### WORK TO COMPLETE
Quote every line as given.

### SOURCE RECORDS
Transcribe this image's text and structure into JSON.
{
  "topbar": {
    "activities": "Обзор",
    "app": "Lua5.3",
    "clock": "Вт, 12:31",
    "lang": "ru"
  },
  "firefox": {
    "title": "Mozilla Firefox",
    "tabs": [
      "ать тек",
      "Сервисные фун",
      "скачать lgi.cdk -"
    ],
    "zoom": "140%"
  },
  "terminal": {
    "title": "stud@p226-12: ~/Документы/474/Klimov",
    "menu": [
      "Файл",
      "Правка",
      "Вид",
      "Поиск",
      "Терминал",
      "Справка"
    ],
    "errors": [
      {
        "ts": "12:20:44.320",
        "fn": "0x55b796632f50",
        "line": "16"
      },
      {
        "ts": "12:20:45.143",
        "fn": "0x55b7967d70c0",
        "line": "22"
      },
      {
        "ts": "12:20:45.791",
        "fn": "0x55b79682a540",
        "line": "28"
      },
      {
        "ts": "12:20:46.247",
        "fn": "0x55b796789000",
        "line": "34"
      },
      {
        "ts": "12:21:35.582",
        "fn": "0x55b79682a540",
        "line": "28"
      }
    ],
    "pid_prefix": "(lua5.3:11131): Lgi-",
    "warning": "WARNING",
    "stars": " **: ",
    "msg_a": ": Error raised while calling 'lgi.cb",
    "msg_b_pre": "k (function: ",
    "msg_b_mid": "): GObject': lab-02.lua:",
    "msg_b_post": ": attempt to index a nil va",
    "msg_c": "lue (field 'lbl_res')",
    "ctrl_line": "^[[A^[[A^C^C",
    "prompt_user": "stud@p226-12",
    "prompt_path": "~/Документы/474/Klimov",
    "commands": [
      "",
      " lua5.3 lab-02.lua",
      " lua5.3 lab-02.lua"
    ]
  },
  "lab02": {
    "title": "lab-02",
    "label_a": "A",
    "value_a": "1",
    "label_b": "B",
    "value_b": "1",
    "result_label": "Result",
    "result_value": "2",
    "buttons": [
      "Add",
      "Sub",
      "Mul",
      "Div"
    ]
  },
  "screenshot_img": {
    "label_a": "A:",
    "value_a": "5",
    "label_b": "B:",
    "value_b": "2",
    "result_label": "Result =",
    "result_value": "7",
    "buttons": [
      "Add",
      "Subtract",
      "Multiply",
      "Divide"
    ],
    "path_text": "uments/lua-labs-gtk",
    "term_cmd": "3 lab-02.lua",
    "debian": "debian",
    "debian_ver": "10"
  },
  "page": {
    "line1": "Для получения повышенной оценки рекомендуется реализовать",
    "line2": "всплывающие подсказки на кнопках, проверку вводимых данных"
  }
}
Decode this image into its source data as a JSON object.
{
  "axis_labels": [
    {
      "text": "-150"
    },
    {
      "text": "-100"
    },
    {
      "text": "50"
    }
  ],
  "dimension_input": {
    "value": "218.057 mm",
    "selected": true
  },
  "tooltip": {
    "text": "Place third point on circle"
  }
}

### REPLY
Transcribe this image's text and structure into JSON.
{
  "topbar": {
    "activities": "Обзор",
    "app": "Lua5.3",
    "clock": "Вт, 12:31",
    "lang": "ru"
  },
  "firefox": {
    "title": "Mozilla Firefox",
    "tabs": [
      "ать тек",
      "Сервисные фун",
      "скачать lgi.cdk -"
    ],
    "zoom": "140%"
  },
  "terminal": {
    "title": "stud@p226-12: ~/Документы/474/Klimov",
    "menu": [
      "Файл",
      "Правка",
      "Вид",
      "Поиск",
      "Терминал",
      "Справка"
    ],
    "errors": [
      {
        "ts": "12:20:44.320",
        "fn": "0x55b796632f50",
        "line": "16"
      },
      {
        "ts": "12:20:45.143",
        "fn": "0x55b7967d70c0",
        "line": "22"
      },
      {
        "ts": "12:20:45.791",
        "fn": "0x55b79682a540",
        "line": "28"
      },
      {
        "ts": "12:20:46.247",
        "fn": "0x55b796789000",
        "line": "34"
      },
      {
        "ts": "12:21:35.582",
        "fn": "0x55b79682a540",
        "line": "28"
      }
    ],
    "pid_prefix": "(lua5.3:11131): Lgi-",
    "warning": "WARNING",
    "stars": " **: ",
    "msg_a": ": Error raised while calling 'lgi.cb",
    "msg_b_pre": "k (function: ",
    "msg_b_mid": "): GObject': lab-02.lua:",
    "msg_b_post": ": attempt to index a nil va",
    "msg_c": "lue (field 'lbl_res')",
    "ctrl_line": "^[[A^[[A^C^C",
    "prompt_user": "stud@p226-12",
    "prompt_path": "~/Документы/474/Klimov",
    "commands": [
      "",
      " lua5.3 lab-02.lua",
      " lua5.3 lab-02.lua"
    ]
  },
  "lab02": {
    "title": "lab-02",
    "label_a": "A",
    "value_a": "1",
    "label_b": "B",
    "value_b": "1",
    "result_label": "Result",
    "result_value": "2",
    "buttons": [
      "Add",
      "Sub",
      "Mul",
      "Div"
    ]
  },
  "screenshot_img": {
    "label_a": "A:",
    "value_a": "5",
    "label_b": "B:",
    "value_b": "2",
    "result_label": "Result =",
    "result_value": "7",
    "buttons": [
      "Add",
      "Subtract",
      "Multiply",
      "Divide"
    ],
    "path_text": "uments/lua-labs-gtk",
    "term_cmd": "3 lab-02.lua",
    "debian": "debian",
    "debian_ver": "10"
  },
  "page": {
    "line1": "Для получения повышенной оценки рекомендуется реализовать",
    "line2": "всплывающие подсказки на кнопках, проверку вводимых данных"
  }
}
Decode this image into its source data as a JSON object.
{
  "axis_labels": [
    {
      "text": "-150"
    },
    {
      "text": "-100"
    },
    {
      "text": "50"
    }
  ],
  "dimension_input": {
    "value": "218.057 mm",
    "selected": true
  },
  "tooltip": {
    "text": "Place third point on circle"
  }
}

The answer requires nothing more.